WHAT THE TASK ASKS
Can you print the data exactly and leave out each image?

=======

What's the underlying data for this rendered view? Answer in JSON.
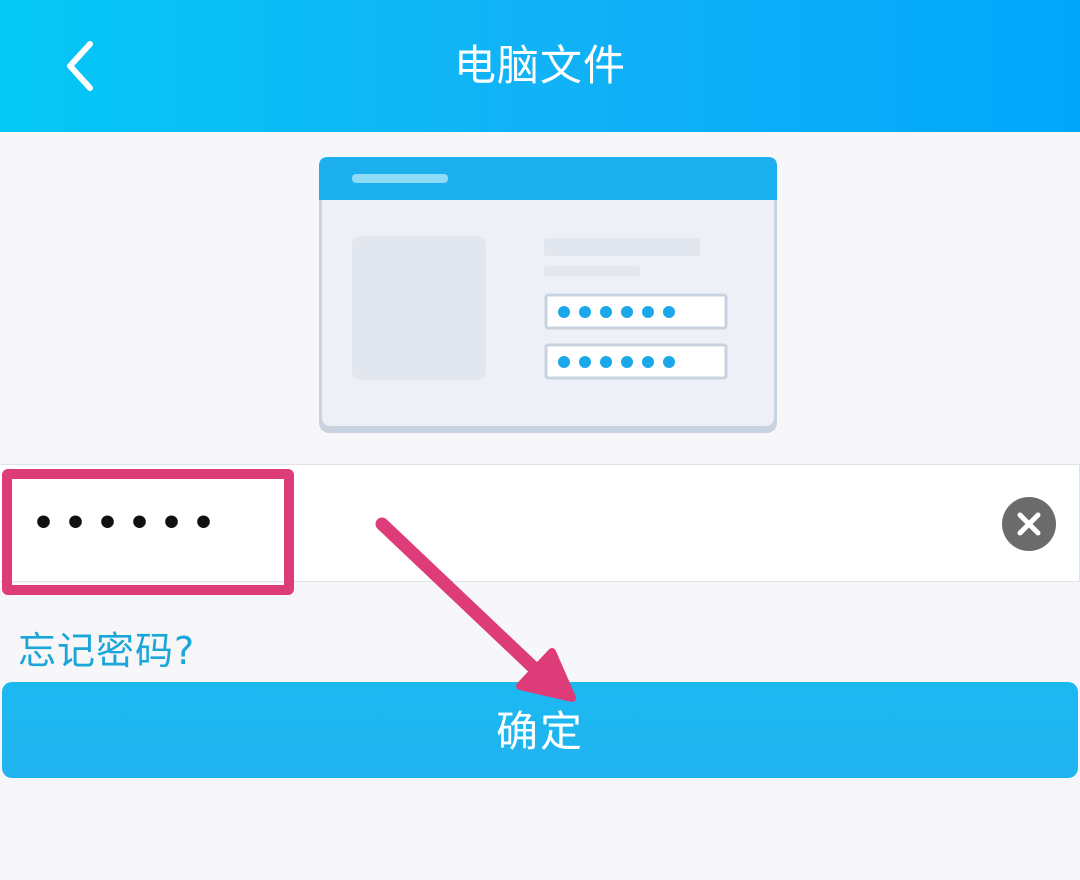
{
  "header": {
    "title": "电脑文件",
    "back_icon": "chevron-left-icon"
  },
  "illustration": {
    "description_icon": "login-window-illustration",
    "field_mask_1": "●●●●●●",
    "field_mask_2": "●●●●●●"
  },
  "password_field": {
    "value": "••••••",
    "clear_icon": "clear-icon"
  },
  "forgot_link": "忘记密码?",
  "confirm_button": "确定",
  "colors": {
    "header_start": "#04c8f6",
    "header_end": "#00a7fb",
    "accent": "#1cb9f1",
    "link": "#1aa6d8",
    "highlight": "#dd3c78"
  }
}
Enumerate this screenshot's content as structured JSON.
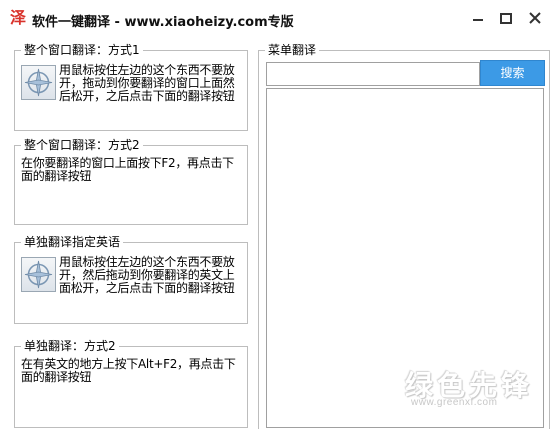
{
  "window": {
    "icon_glyph": "泽",
    "title": "软件一键翻译 - www.xiaoheizy.com专版",
    "controls": [
      "minimize-icon",
      "maximize-icon",
      "close-icon"
    ]
  },
  "groups": [
    {
      "label": "整个窗口翻译：方式1",
      "has_drag_icon": true,
      "text": "用鼠标按住左边的这个东西不要放开，拖动到你要翻译的窗口上面然后松开，之后点击下面的翻译按钮"
    },
    {
      "label": "整个窗口翻译：方式2",
      "has_drag_icon": false,
      "text": "在你要翻译的窗口上面按下F2，再点击下面的翻译按钮"
    },
    {
      "label": "单独翻译指定英语",
      "has_drag_icon": true,
      "text": "用鼠标按住左边的这个东西不要放开，然后拖动到你要翻译的英文上面松开，之后点击下面的翻译按钮"
    },
    {
      "label": "单独翻译：方式2",
      "has_drag_icon": false,
      "text": "在有英文的地方上按下Alt+F2，再点击下面的翻译按钮"
    }
  ],
  "menu_panel": {
    "label": "菜单翻译",
    "search_value": "",
    "search_button": "搜索"
  },
  "watermark": {
    "text": "绿色先锋",
    "url": "www.greenxf.com"
  },
  "colors": {
    "accent": "#3c9ae6",
    "icon_red": "#d9322b",
    "border": "#bdbdbd"
  }
}
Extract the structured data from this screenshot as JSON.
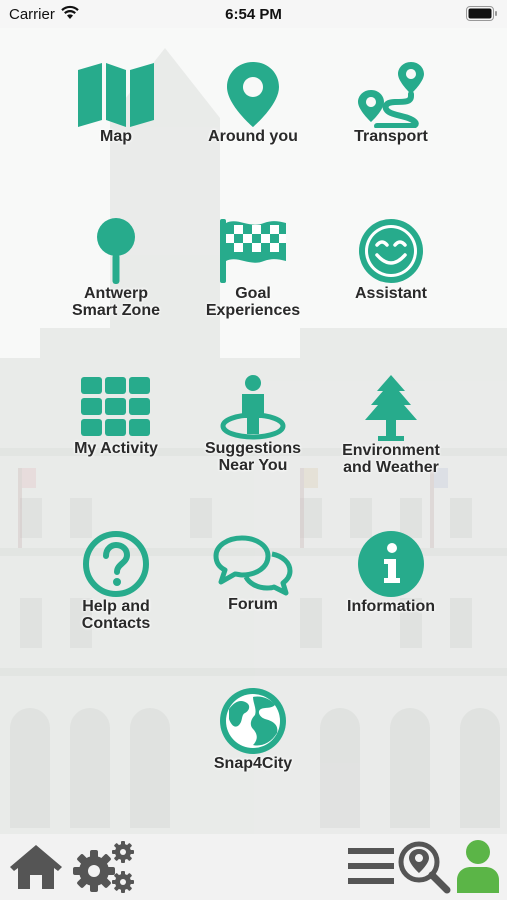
{
  "status_bar": {
    "carrier": "Carrier",
    "time": "6:54 PM"
  },
  "colors": {
    "accent": "#27ab8c",
    "bar_icon": "#555555",
    "user_icon": "#5bb547"
  },
  "menu": [
    {
      "label": "Map",
      "icon": "map-icon"
    },
    {
      "label": "Around you",
      "icon": "location-pin-icon"
    },
    {
      "label": "Transport",
      "icon": "route-icon"
    },
    {
      "label": "Antwerp\nSmart Zone",
      "icon": "pushpin-icon"
    },
    {
      "label": "Goal\nExperiences",
      "icon": "checkered-flag-icon"
    },
    {
      "label": "Assistant",
      "icon": "smiley-icon"
    },
    {
      "label": "My Activity",
      "icon": "grid-icon"
    },
    {
      "label": "Suggestions\nNear You",
      "icon": "person-on-spot-icon"
    },
    {
      "label": "Environment\nand Weather",
      "icon": "tree-icon"
    },
    {
      "label": "Help and\nContacts",
      "icon": "question-icon"
    },
    {
      "label": "Forum",
      "icon": "chat-bubbles-icon"
    },
    {
      "label": "Information",
      "icon": "info-icon"
    },
    {
      "label": "Snap4City",
      "icon": "globe-icon"
    }
  ],
  "bottom_bar": [
    "home-icon",
    "settings-gears-icon",
    "menu-lines-icon",
    "map-search-icon",
    "user-icon"
  ]
}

=======

WRITTEN SOLUTION
What's the underlying data for this rendered view? Answer in JSON.
{
  "header": {
    "title": "电脑文件",
    "back_icon": "chevron-left-icon"
  },
  "illustration": {
    "description_icon": "login-window-illustration",
    "field_mask_1": "●●●●●●",
    "field_mask_2": "●●●●●●"
  },
  "password_field": {
    "value": "••••••",
    "clear_icon": "clear-icon"
  },
  "forgot_link": "忘记密码?",
  "confirm_button": "确定",
  "colors": {
    "header_start": "#04c8f6",
    "header_end": "#00a7fb",
    "accent": "#1cb9f1",
    "link": "#1aa6d8",
    "highlight": "#dd3c78"
  }
}
Enumerate this screenshot's content as structured JSON.
{
  "window": {
    "icon_glyph": "泽",
    "title": "软件一键翻译 - www.xiaoheizy.com专版",
    "controls": [
      "minimize-icon",
      "maximize-icon",
      "close-icon"
    ]
  },
  "groups": [
    {
      "label": "整个窗口翻译：方式1",
      "has_drag_icon": true,
      "text": "用鼠标按住左边的这个东西不要放开，拖动到你要翻译的窗口上面然后松开，之后点击下面的翻译按钮"
    },
    {
      "label": "整个窗口翻译：方式2",
      "has_drag_icon": false,
      "text": "在你要翻译的窗口上面按下F2，再点击下面的翻译按钮"
    },
    {
      "label": "单独翻译指定英语",
      "has_drag_icon": true,
      "text": "用鼠标按住左边的这个东西不要放开，然后拖动到你要翻译的英文上面松开，之后点击下面的翻译按钮"
    },
    {
      "label": "单独翻译：方式2",
      "has_drag_icon": false,
      "text": "在有英文的地方上按下Alt+F2，再点击下面的翻译按钮"
    }
  ],
  "menu_panel": {
    "label": "菜单翻译",
    "search_value": "",
    "search_button": "搜索"
  },
  "watermark": {
    "text": "绿色先锋",
    "url": "www.greenxf.com"
  },
  "colors": {
    "accent": "#3c9ae6",
    "icon_red": "#d9322b",
    "border": "#bdbdbd"
  }
}
Extract the structured data from this screenshot as JSON.
{
  "status_bar": {
    "carrier": "Carrier",
    "time": "6:54 PM"
  },
  "colors": {
    "accent": "#27ab8c",
    "bar_icon": "#555555",
    "user_icon": "#5bb547"
  },
  "menu": [
    {
      "label": "Map",
      "icon": "map-icon"
    },
    {
      "label": "Around you",
      "icon": "location-pin-icon"
    },
    {
      "label": "Transport",
      "icon": "route-icon"
    },
    {
      "label": "Antwerp\nSmart Zone",
      "icon": "pushpin-icon"
    },
    {
      "label": "Goal\nExperiences",
      "icon": "checkered-flag-icon"
    },
    {
      "label": "Assistant",
      "icon": "smiley-icon"
    },
    {
      "label": "My Activity",
      "icon": "grid-icon"
    },
    {
      "label": "Suggestions\nNear You",
      "icon": "person-on-spot-icon"
    },
    {
      "label": "Environment\nand Weather",
      "icon": "tree-icon"
    },
    {
      "label": "Help and\nContacts",
      "icon": "question-icon"
    },
    {
      "label": "Forum",
      "icon": "chat-bubbles-icon"
    },
    {
      "label": "Information",
      "icon": "info-icon"
    },
    {
      "label": "Snap4City",
      "icon": "globe-icon"
    }
  ],
  "bottom_bar": [
    "home-icon",
    "settings-gears-icon",
    "menu-lines-icon",
    "map-search-icon",
    "user-icon"
  ]
}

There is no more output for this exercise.